## Directions
Gather all lines in the records below that include the word "Loglikelihood".

## Provided records
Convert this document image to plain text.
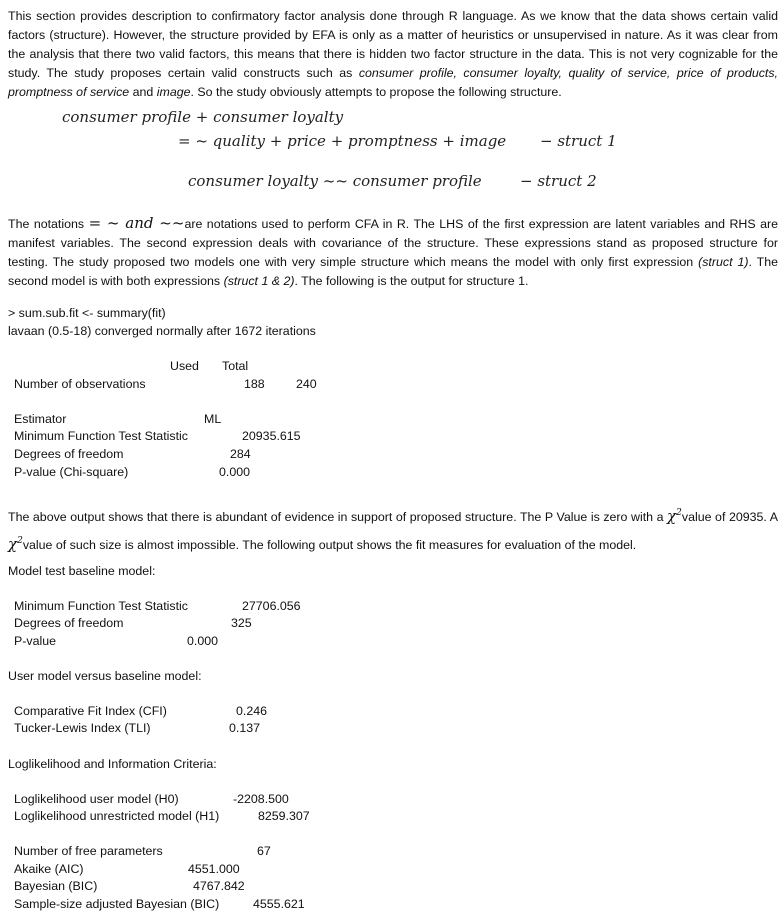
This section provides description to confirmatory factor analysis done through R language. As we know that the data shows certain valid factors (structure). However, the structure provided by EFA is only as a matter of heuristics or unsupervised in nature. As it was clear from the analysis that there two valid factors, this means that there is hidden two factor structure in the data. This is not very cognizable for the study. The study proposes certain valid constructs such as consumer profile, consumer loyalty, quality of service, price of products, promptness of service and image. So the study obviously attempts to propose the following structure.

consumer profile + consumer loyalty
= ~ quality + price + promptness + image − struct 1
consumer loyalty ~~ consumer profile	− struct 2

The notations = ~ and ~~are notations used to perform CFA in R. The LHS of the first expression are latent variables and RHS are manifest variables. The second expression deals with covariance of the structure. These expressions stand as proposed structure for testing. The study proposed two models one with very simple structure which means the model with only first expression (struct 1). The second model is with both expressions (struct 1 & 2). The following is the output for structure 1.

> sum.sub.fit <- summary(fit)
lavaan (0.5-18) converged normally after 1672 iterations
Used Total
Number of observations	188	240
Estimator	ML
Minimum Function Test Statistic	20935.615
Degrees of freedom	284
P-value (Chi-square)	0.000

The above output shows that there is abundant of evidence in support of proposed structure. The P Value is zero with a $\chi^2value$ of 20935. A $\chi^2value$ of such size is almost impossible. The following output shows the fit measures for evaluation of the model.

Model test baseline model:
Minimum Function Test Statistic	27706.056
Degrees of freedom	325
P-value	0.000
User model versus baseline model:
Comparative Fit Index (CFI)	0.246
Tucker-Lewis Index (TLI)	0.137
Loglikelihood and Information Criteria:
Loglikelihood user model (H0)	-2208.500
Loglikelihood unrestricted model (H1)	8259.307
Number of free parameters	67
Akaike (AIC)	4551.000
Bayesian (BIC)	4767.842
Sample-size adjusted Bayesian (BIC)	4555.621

## Exercise result
Loglikelihood and Information Criteria:
Loglikelihood user model (H0)	-2208.500
Loglikelihood unrestricted model (H1)	8259.307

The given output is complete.